──────── Entries shown

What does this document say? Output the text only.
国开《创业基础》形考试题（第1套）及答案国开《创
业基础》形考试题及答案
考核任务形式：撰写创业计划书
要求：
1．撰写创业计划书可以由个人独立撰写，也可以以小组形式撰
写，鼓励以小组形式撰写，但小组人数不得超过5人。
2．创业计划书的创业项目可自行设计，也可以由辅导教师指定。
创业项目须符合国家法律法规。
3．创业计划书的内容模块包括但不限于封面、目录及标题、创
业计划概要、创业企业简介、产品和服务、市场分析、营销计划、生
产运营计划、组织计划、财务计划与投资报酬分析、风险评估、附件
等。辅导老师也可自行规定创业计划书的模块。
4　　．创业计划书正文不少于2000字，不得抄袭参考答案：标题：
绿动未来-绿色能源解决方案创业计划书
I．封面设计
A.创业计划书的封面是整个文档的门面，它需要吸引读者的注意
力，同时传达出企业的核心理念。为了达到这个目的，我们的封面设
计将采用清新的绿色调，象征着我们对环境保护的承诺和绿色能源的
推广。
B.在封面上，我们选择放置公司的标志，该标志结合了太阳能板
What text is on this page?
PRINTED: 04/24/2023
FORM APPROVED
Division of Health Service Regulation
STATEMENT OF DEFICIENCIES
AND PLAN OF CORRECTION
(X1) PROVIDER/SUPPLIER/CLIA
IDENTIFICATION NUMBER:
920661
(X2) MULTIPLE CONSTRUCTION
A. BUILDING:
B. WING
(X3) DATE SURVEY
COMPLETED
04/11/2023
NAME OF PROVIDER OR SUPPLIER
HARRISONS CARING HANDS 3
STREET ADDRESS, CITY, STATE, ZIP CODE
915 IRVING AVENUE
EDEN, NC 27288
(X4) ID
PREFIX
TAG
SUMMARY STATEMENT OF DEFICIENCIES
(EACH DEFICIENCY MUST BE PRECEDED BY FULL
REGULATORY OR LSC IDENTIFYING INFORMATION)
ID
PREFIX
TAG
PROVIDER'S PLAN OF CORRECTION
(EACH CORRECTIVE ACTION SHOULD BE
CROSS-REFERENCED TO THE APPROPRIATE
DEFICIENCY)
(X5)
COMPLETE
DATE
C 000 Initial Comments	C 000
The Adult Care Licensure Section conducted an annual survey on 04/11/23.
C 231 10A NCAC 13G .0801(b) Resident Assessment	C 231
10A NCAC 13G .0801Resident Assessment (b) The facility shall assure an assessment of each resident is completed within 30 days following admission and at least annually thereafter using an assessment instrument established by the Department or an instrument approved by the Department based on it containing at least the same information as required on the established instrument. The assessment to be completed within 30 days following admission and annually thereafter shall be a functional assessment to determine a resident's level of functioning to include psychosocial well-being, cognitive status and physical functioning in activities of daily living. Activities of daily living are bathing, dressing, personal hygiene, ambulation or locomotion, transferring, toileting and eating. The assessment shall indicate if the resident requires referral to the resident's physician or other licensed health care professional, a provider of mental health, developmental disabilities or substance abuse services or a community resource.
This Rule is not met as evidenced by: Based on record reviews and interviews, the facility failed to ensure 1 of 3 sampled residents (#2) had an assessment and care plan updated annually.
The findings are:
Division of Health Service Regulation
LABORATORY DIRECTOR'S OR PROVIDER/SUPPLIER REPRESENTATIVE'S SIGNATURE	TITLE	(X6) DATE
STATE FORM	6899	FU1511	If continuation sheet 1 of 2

────────────────

▶ _Goal_
Extract every line containing the string "NCAC" from the data above.

▶ _The solution_
C 231 10A NCAC 13G .0801(b) Resident Assessment	C 231
10A NCAC 13G .0801Resident Assessment (b) The facility shall assure an assessment of each resident is completed within 30 days following admission and at least annually thereafter using an assessment instrument established by the Department or an instrument approved by the Department based on it containing at least the same information as required on the established instrument. The assessment to be completed within 30 days following admission and annually thereafter shall be a functional assessment to determine a resident's level of functioning to include psychosocial well-being, cognitive status and physical functioning in activities of daily living. Activities of daily living are bathing, dressing, personal hygiene, ambulation or locomotion, transferring, toileting and eating. The assessment shall indicate if the resident requires referral to the resident's physician or other licensed health care professional, a provider of mental health, developmental disabilities or substance abuse services or a community resource.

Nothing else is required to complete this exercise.